Dataset records
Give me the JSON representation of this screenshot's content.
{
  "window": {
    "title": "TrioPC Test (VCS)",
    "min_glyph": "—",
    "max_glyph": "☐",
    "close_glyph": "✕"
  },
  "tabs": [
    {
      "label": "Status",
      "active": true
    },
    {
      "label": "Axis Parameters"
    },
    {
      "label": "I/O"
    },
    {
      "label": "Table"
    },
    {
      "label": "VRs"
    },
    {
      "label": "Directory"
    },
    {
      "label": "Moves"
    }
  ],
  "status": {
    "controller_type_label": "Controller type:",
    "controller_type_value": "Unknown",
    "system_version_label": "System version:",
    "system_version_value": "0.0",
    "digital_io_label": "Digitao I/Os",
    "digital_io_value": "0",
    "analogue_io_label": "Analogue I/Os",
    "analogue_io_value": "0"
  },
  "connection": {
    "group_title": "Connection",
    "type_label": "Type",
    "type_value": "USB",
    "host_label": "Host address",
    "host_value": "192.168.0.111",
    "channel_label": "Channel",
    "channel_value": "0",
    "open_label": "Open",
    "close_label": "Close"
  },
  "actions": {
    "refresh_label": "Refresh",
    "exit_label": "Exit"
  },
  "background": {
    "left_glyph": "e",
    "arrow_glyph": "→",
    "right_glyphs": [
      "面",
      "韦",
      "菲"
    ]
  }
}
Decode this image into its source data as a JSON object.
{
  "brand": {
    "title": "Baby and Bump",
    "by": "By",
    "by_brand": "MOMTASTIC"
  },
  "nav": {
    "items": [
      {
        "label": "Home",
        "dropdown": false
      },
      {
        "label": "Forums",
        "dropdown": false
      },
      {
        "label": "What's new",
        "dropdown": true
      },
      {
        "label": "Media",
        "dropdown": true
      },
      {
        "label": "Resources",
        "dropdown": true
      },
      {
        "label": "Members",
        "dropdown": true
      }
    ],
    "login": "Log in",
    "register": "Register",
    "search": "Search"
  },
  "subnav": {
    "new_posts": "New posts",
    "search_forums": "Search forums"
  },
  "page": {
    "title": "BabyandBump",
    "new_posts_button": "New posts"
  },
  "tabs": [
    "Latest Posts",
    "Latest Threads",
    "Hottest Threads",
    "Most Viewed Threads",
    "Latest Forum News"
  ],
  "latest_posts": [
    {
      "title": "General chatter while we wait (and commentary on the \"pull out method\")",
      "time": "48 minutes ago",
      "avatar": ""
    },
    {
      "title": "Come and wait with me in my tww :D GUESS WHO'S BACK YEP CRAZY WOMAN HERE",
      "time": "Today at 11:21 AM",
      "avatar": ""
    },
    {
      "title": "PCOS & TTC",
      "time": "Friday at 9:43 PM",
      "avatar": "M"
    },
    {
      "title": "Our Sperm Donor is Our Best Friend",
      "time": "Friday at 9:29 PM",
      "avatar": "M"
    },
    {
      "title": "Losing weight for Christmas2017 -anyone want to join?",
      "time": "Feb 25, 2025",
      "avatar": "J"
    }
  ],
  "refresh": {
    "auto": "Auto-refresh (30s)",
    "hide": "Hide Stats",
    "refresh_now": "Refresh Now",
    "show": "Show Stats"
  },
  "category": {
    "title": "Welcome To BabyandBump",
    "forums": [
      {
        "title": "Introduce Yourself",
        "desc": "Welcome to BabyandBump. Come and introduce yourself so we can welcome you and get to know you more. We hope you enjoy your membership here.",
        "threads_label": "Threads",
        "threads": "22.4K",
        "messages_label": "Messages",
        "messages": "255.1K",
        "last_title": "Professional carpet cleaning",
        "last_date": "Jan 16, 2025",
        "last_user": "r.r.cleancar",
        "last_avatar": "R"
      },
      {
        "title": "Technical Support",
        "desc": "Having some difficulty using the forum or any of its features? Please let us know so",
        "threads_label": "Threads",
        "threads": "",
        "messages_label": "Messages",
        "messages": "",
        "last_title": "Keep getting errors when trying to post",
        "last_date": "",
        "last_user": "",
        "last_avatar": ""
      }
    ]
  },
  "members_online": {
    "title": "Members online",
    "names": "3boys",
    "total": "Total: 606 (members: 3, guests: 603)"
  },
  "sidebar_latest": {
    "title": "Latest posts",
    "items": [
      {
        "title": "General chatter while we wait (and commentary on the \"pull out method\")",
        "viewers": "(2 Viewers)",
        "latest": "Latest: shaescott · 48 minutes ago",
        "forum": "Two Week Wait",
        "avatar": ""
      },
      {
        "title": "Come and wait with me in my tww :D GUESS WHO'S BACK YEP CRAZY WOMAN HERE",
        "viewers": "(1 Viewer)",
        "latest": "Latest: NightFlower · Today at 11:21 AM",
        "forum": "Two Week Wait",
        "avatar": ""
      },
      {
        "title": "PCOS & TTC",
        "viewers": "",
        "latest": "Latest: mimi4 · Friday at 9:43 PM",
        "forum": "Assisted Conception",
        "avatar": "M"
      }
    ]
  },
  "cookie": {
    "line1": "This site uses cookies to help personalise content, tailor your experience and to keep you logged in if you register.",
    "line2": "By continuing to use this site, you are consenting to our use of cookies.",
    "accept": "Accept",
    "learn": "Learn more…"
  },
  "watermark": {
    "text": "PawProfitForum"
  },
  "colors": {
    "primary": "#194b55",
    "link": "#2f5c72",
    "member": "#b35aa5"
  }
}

* _THE REQUEST_:
Each line of the listing should be copied exactly.

* _EXPECTED ANSWER_:
Give me the JSON representation of this screenshot's content.
{
  "window": {
    "title": "TrioPC Test (VCS)",
    "min_glyph": "—",
    "max_glyph": "☐",
    "close_glyph": "✕"
  },
  "tabs": [
    {
      "label": "Status",
      "active": true
    },
    {
      "label": "Axis Parameters"
    },
    {
      "label": "I/O"
    },
    {
      "label": "Table"
    },
    {
      "label": "VRs"
    },
    {
      "label": "Directory"
    },
    {
      "label": "Moves"
    }
  ],
  "status": {
    "controller_type_label": "Controller type:",
    "controller_type_value": "Unknown",
    "system_version_label": "System version:",
    "system_version_value": "0.0",
    "digital_io_label": "Digitao I/Os",
    "digital_io_value": "0",
    "analogue_io_label": "Analogue I/Os",
    "analogue_io_value": "0"
  },
  "connection": {
    "group_title": "Connection",
    "type_label": "Type",
    "type_value": "USB",
    "host_label": "Host address",
    "host_value": "192.168.0.111",
    "channel_label": "Channel",
    "channel_value": "0",
    "open_label": "Open",
    "close_label": "Close"
  },
  "actions": {
    "refresh_label": "Refresh",
    "exit_label": "Exit"
  },
  "background": {
    "left_glyph": "e",
    "arrow_glyph": "→",
    "right_glyphs": [
      "面",
      "韦",
      "菲"
    ]
  }
}
Decode this image into its source data as a JSON object.
{
  "brand": {
    "title": "Baby and Bump",
    "by": "By",
    "by_brand": "MOMTASTIC"
  },
  "nav": {
    "items": [
      {
        "label": "Home",
        "dropdown": false
      },
      {
        "label": "Forums",
        "dropdown": false
      },
      {
        "label": "What's new",
        "dropdown": true
      },
      {
        "label": "Media",
        "dropdown": true
      },
      {
        "label": "Resources",
        "dropdown": true
      },
      {
        "label": "Members",
        "dropdown": true
      }
    ],
    "login": "Log in",
    "register": "Register",
    "search": "Search"
  },
  "subnav": {
    "new_posts": "New posts",
    "search_forums": "Search forums"
  },
  "page": {
    "title": "BabyandBump",
    "new_posts_button": "New posts"
  },
  "tabs": [
    "Latest Posts",
    "Latest Threads",
    "Hottest Threads",
    "Most Viewed Threads",
    "Latest Forum News"
  ],
  "latest_posts": [
    {
      "title": "General chatter while we wait (and commentary on the \"pull out method\")",
      "time": "48 minutes ago",
      "avatar": ""
    },
    {
      "title": "Come and wait with me in my tww :D GUESS WHO'S BACK YEP CRAZY WOMAN HERE",
      "time": "Today at 11:21 AM",
      "avatar": ""
    },
    {
      "title": "PCOS & TTC",
      "time": "Friday at 9:43 PM",
      "avatar": "M"
    },
    {
      "title": "Our Sperm Donor is Our Best Friend",
      "time": "Friday at 9:29 PM",
      "avatar": "M"
    },
    {
      "title": "Losing weight for Christmas2017 -anyone want to join?",
      "time": "Feb 25, 2025",
      "avatar": "J"
    }
  ],
  "refresh": {
    "auto": "Auto-refresh (30s)",
    "hide": "Hide Stats",
    "refresh_now": "Refresh Now",
    "show": "Show Stats"
  },
  "category": {
    "title": "Welcome To BabyandBump",
    "forums": [
      {
        "title": "Introduce Yourself",
        "desc": "Welcome to BabyandBump. Come and introduce yourself so we can welcome you and get to know you more. We hope you enjoy your membership here.",
        "threads_label": "Threads",
        "threads": "22.4K",
        "messages_label": "Messages",
        "messages": "255.1K",
        "last_title": "Professional carpet cleaning",
        "last_date": "Jan 16, 2025",
        "last_user": "r.r.cleancar",
        "last_avatar": "R"
      },
      {
        "title": "Technical Support",
        "desc": "Having some difficulty using the forum or any of its features? Please let us know so",
        "threads_label": "Threads",
        "threads": "",
        "messages_label": "Messages",
        "messages": "",
        "last_title": "Keep getting errors when trying to post",
        "last_date": "",
        "last_user": "",
        "last_avatar": ""
      }
    ]
  },
  "members_online": {
    "title": "Members online",
    "names": "3boys",
    "total": "Total: 606 (members: 3, guests: 603)"
  },
  "sidebar_latest": {
    "title": "Latest posts",
    "items": [
      {
        "title": "General chatter while we wait (and commentary on the \"pull out method\")",
        "viewers": "(2 Viewers)",
        "latest": "Latest: shaescott · 48 minutes ago",
        "forum": "Two Week Wait",
        "avatar": ""
      },
      {
        "title": "Come and wait with me in my tww :D GUESS WHO'S BACK YEP CRAZY WOMAN HERE",
        "viewers": "(1 Viewer)",
        "latest": "Latest: NightFlower · Today at 11:21 AM",
        "forum": "Two Week Wait",
        "avatar": ""
      },
      {
        "title": "PCOS & TTC",
        "viewers": "",
        "latest": "Latest: mimi4 · Friday at 9:43 PM",
        "forum": "Assisted Conception",
        "avatar": "M"
      }
    ]
  },
  "cookie": {
    "line1": "This site uses cookies to help personalise content, tailor your experience and to keep you logged in if you register.",
    "line2": "By continuing to use this site, you are consenting to our use of cookies.",
    "accept": "Accept",
    "learn": "Learn more…"
  },
  "watermark": {
    "text": "PawProfitForum"
  },
  "colors": {
    "primary": "#194b55",
    "link": "#2f5c72",
    "member": "#b35aa5"
  }
}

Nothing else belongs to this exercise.